* **Dataset records**:
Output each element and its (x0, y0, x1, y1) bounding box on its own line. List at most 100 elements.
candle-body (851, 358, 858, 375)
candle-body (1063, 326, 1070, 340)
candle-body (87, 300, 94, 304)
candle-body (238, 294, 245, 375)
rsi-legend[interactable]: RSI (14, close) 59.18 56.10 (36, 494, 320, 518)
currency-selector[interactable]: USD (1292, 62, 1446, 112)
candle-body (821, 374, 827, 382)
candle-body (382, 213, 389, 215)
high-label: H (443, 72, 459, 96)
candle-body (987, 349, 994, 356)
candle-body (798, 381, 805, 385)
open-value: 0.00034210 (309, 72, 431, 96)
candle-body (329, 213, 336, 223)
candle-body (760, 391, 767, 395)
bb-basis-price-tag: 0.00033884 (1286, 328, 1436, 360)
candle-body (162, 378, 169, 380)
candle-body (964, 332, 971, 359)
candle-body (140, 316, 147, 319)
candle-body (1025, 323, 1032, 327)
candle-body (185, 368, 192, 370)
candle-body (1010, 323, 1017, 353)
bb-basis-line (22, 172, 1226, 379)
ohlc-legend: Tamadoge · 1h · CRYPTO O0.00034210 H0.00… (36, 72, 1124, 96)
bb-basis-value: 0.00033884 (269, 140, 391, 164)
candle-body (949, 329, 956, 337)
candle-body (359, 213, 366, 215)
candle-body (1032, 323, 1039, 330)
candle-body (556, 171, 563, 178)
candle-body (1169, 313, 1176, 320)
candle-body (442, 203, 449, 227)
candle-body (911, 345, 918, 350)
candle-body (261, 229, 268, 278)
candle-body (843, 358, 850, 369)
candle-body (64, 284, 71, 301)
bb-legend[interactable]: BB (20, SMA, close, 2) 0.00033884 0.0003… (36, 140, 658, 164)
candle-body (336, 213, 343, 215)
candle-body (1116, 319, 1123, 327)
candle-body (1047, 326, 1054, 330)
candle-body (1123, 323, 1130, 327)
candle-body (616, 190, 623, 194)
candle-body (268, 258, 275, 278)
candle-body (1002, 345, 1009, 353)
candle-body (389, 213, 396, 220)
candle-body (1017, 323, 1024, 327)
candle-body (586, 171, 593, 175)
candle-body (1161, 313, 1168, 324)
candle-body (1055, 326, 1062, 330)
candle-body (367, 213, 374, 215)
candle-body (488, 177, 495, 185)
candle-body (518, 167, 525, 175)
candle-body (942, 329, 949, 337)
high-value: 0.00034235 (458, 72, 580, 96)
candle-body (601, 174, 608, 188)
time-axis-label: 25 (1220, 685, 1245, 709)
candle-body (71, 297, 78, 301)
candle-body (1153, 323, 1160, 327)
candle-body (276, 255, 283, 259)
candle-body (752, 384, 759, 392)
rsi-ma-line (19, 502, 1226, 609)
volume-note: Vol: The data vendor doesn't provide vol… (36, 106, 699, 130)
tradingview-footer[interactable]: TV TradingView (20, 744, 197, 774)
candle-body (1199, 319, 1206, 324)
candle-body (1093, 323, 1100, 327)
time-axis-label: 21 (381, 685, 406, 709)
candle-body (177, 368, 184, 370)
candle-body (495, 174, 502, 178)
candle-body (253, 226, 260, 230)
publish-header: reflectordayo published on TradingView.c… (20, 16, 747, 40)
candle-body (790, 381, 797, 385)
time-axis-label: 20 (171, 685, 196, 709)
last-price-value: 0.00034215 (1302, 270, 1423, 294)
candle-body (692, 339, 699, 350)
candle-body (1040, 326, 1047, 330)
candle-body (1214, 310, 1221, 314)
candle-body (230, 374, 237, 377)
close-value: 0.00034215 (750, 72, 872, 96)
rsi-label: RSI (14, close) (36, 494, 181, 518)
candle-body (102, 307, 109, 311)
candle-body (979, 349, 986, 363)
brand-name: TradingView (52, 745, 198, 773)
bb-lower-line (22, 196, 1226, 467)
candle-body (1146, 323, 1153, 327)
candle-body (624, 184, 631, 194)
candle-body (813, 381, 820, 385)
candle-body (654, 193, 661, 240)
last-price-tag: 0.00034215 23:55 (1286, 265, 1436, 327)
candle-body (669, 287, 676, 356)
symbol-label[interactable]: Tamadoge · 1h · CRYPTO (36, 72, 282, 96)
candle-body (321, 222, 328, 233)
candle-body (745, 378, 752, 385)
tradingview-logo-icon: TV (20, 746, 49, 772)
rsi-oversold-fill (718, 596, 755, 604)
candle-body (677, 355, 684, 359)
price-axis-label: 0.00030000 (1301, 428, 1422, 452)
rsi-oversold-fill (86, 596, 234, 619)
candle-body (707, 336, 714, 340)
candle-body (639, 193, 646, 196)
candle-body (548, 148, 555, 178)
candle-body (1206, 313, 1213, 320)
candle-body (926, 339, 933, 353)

* **Short exercise**:
Copy out every entry above, line by line, with no change to any character.

* **Task answer**:
Output each element and its (x0, y0, x1, y1) bounding box on its own line. List at most 100 elements.
candle-body (851, 358, 858, 375)
candle-body (1063, 326, 1070, 340)
candle-body (87, 300, 94, 304)
candle-body (238, 294, 245, 375)
rsi-legend[interactable]: RSI (14, close) 59.18 56.10 (36, 494, 320, 518)
currency-selector[interactable]: USD (1292, 62, 1446, 112)
candle-body (821, 374, 827, 382)
candle-body (382, 213, 389, 215)
high-label: H (443, 72, 459, 96)
candle-body (987, 349, 994, 356)
candle-body (798, 381, 805, 385)
open-value: 0.00034210 (309, 72, 431, 96)
candle-body (329, 213, 336, 223)
candle-body (760, 391, 767, 395)
bb-basis-price-tag: 0.00033884 (1286, 328, 1436, 360)
candle-body (162, 378, 169, 380)
candle-body (964, 332, 971, 359)
candle-body (140, 316, 147, 319)
candle-body (1025, 323, 1032, 327)
candle-body (185, 368, 192, 370)
candle-body (1010, 323, 1017, 353)
bb-basis-line (22, 172, 1226, 379)
ohlc-legend: Tamadoge · 1h · CRYPTO O0.00034210 H0.00… (36, 72, 1124, 96)
bb-basis-value: 0.00033884 (269, 140, 391, 164)
candle-body (949, 329, 956, 337)
candle-body (359, 213, 366, 215)
candle-body (1032, 323, 1039, 330)
candle-body (556, 171, 563, 178)
candle-body (1169, 313, 1176, 320)
candle-body (442, 203, 449, 227)
candle-body (911, 345, 918, 350)
candle-body (261, 229, 268, 278)
candle-body (843, 358, 850, 369)
candle-body (64, 284, 71, 301)
bb-legend[interactable]: BB (20, SMA, close, 2) 0.00033884 0.0003… (36, 140, 658, 164)
candle-body (336, 213, 343, 215)
candle-body (1116, 319, 1123, 327)
candle-body (1047, 326, 1054, 330)
candle-body (1123, 323, 1130, 327)
candle-body (616, 190, 623, 194)
candle-body (268, 258, 275, 278)
candle-body (1002, 345, 1009, 353)
candle-body (389, 213, 396, 220)
candle-body (1017, 323, 1024, 327)
candle-body (586, 171, 593, 175)
candle-body (1161, 313, 1168, 324)
candle-body (1055, 326, 1062, 330)
candle-body (367, 213, 374, 215)
candle-body (488, 177, 495, 185)
candle-body (518, 167, 525, 175)
candle-body (942, 329, 949, 337)
high-value: 0.00034235 (458, 72, 580, 96)
candle-body (601, 174, 608, 188)
time-axis-label: 25 (1220, 685, 1245, 709)
candle-body (71, 297, 78, 301)
candle-body (1153, 323, 1160, 327)
candle-body (276, 255, 283, 259)
candle-body (752, 384, 759, 392)
rsi-ma-line (19, 502, 1226, 609)
volume-note: Vol: The data vendor doesn't provide vol… (36, 106, 699, 130)
tradingview-footer[interactable]: TV TradingView (20, 744, 197, 774)
candle-body (1199, 319, 1206, 324)
candle-body (1093, 323, 1100, 327)
time-axis-label: 21 (381, 685, 406, 709)
candle-body (177, 368, 184, 370)
candle-body (495, 174, 502, 178)
candle-body (253, 226, 260, 230)
publish-header: reflectordayo published on TradingView.c… (20, 16, 747, 40)
candle-body (790, 381, 797, 385)
time-axis-label: 20 (171, 685, 196, 709)
last-price-value: 0.00034215 (1302, 270, 1423, 294)
candle-body (692, 339, 699, 350)
candle-body (1040, 326, 1047, 330)
candle-body (1214, 310, 1221, 314)
candle-body (230, 374, 237, 377)
close-value: 0.00034215 (750, 72, 872, 96)
rsi-label: RSI (14, close) (36, 494, 181, 518)
candle-body (102, 307, 109, 311)
candle-body (979, 349, 986, 363)
brand-name: TradingView (52, 745, 198, 773)
bb-lower-line (22, 196, 1226, 467)
candle-body (1146, 323, 1153, 327)
candle-body (624, 184, 631, 194)
candle-body (813, 381, 820, 385)
candle-body (654, 193, 661, 240)
last-price-tag: 0.00034215 23:55 (1286, 265, 1436, 327)
candle-body (669, 287, 676, 356)
symbol-label[interactable]: Tamadoge · 1h · CRYPTO (36, 72, 282, 96)
candle-body (321, 222, 328, 233)
candle-body (745, 378, 752, 385)
tradingview-logo-icon: TV (20, 746, 49, 772)
rsi-oversold-fill (718, 596, 755, 604)
candle-body (677, 355, 684, 359)
price-axis-label: 0.00030000 (1301, 428, 1422, 452)
rsi-oversold-fill (86, 596, 234, 619)
candle-body (707, 336, 714, 340)
candle-body (639, 193, 646, 196)
candle-body (548, 148, 555, 178)
candle-body (1206, 313, 1213, 320)
candle-body (926, 339, 933, 353)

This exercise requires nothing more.